§ EXERCISE INSTRUCTIONS
Repeat all the records exactly, omitting pictures.

##### DATA ENTRIES

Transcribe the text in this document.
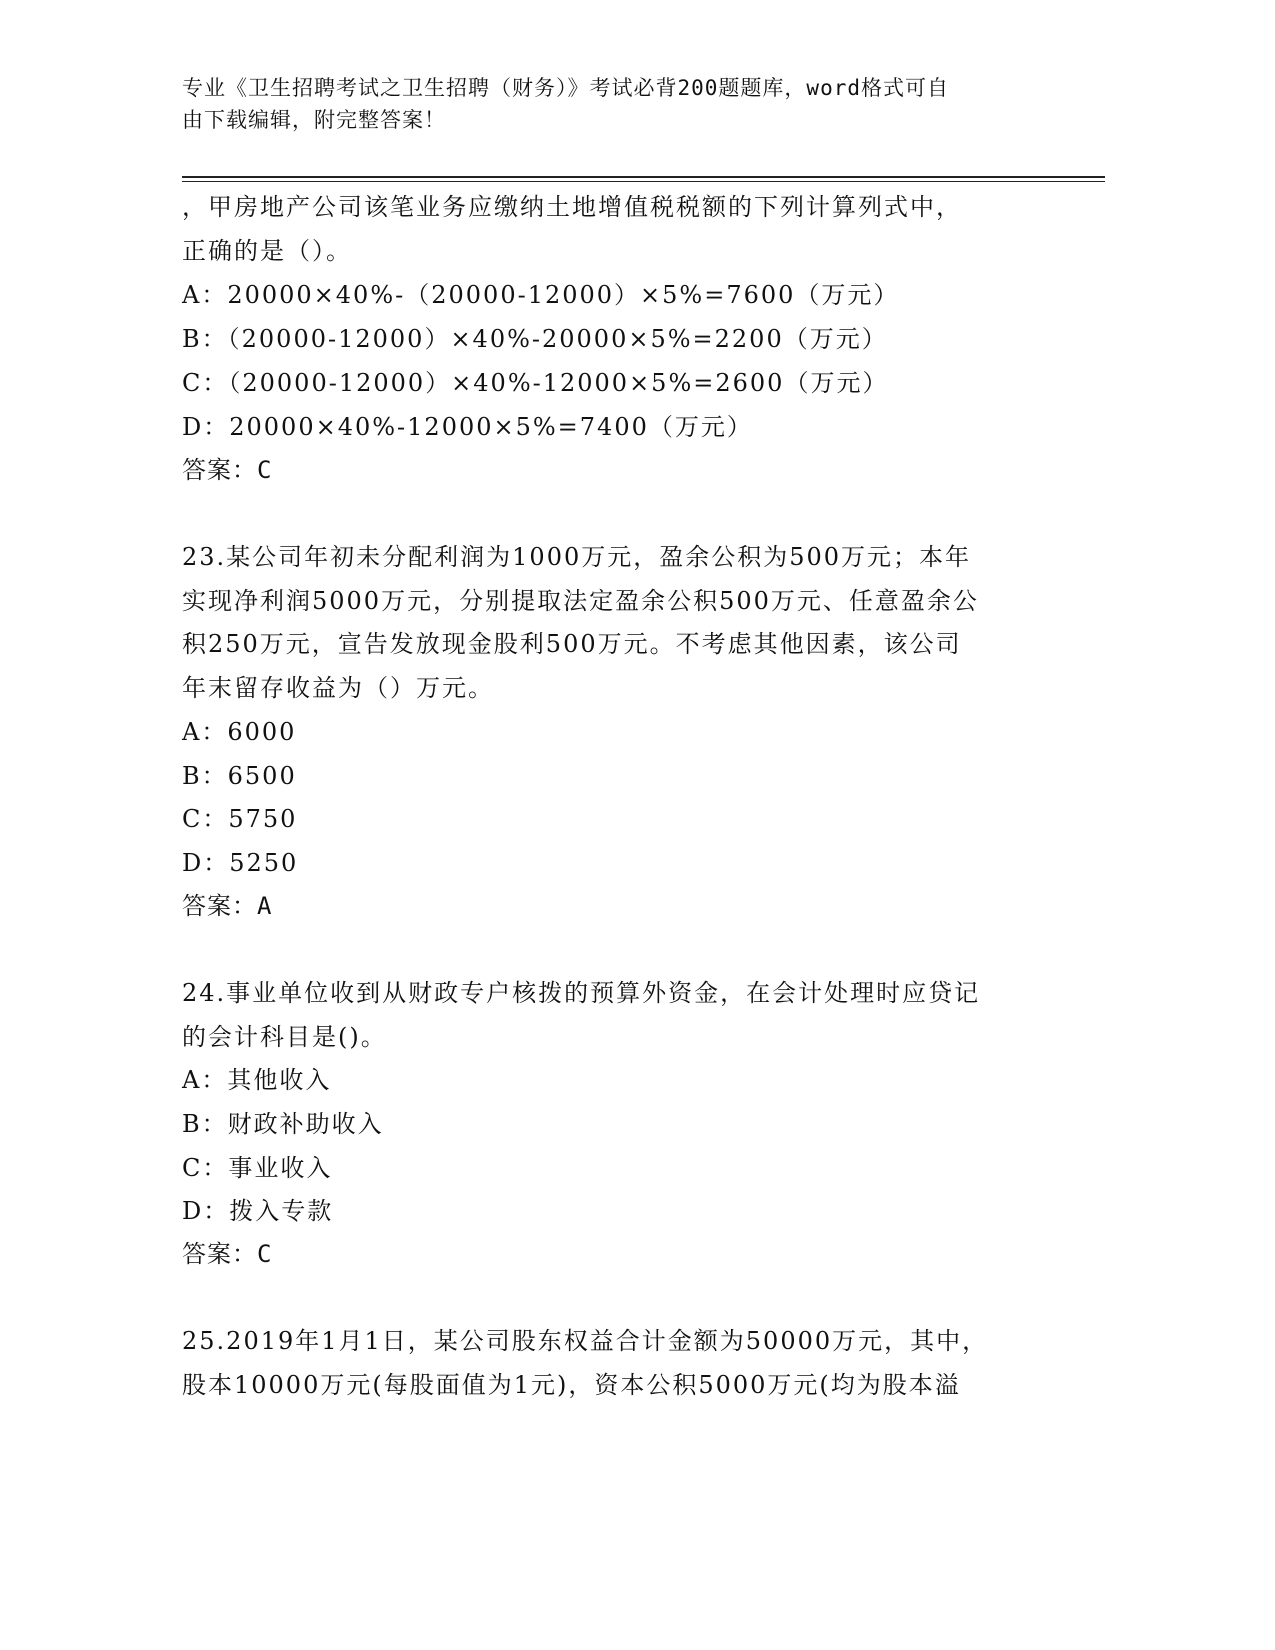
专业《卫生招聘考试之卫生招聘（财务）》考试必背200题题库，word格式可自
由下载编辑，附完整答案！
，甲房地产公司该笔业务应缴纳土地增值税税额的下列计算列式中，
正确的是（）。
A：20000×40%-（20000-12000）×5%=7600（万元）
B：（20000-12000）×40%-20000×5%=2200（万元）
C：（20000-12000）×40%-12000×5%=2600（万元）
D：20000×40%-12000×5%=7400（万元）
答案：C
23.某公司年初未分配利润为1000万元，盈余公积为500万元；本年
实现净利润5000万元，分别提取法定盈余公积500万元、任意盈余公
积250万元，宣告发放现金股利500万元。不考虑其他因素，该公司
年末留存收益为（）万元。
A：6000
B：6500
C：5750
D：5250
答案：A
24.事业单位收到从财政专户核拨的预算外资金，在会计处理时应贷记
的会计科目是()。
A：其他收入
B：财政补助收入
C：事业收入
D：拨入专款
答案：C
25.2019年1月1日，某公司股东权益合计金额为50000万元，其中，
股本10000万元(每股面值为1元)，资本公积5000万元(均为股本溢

##########

§ RESPONSE TO THE EXERCISE
Transcribe the text in this document.
专业《卫生招聘考试之卫生招聘（财务）》考试必背200题题库，word格式可自
由下载编辑，附完整答案！
，甲房地产公司该笔业务应缴纳土地增值税税额的下列计算列式中，
正确的是（）。
A：20000×40%-（20000-12000）×5%=7600（万元）
B：（20000-12000）×40%-20000×5%=2200（万元）
C：（20000-12000）×40%-12000×5%=2600（万元）
D：20000×40%-12000×5%=7400（万元）
答案：C
23.某公司年初未分配利润为1000万元，盈余公积为500万元；本年
实现净利润5000万元，分别提取法定盈余公积500万元、任意盈余公
积250万元，宣告发放现金股利500万元。不考虑其他因素，该公司
年末留存收益为（）万元。
A：6000
B：6500
C：5750
D：5250
答案：A
24.事业单位收到从财政专户核拨的预算外资金，在会计处理时应贷记
的会计科目是()。
A：其他收入
B：财政补助收入
C：事业收入
D：拨入专款
答案：C
25.2019年1月1日，某公司股东权益合计金额为50000万元，其中，
股本10000万元(每股面值为1元)，资本公积5000万元(均为股本溢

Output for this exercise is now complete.